- Do this -
Lines containing the string "series" are to be counted; report only how many there are.

**** Supplied entries

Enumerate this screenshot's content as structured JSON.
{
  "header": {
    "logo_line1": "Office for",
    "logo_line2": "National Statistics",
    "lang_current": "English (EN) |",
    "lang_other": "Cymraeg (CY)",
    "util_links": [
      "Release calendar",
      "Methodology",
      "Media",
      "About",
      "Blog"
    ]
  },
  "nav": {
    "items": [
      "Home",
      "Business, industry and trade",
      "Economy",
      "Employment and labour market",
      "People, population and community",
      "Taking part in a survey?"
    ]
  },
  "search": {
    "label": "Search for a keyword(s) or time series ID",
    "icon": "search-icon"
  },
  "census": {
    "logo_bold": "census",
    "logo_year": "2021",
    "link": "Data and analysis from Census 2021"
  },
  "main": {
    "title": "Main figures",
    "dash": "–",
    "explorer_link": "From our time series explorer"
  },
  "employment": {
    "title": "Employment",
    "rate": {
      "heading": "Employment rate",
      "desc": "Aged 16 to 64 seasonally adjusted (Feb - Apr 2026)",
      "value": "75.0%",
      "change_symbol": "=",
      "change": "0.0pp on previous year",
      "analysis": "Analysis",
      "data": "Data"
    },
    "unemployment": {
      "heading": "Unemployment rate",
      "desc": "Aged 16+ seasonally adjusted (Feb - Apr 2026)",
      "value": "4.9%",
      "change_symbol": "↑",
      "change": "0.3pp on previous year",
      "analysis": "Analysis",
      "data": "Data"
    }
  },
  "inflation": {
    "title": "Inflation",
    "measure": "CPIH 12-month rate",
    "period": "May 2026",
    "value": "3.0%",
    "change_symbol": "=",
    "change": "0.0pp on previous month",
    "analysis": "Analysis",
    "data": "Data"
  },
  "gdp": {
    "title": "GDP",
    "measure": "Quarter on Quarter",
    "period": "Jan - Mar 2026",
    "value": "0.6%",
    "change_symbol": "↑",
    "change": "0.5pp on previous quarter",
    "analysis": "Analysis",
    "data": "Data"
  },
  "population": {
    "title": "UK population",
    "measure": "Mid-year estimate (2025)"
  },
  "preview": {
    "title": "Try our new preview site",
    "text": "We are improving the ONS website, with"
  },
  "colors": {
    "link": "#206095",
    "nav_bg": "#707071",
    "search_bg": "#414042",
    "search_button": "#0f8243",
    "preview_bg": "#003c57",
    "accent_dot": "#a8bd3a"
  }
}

********

- The reply -
2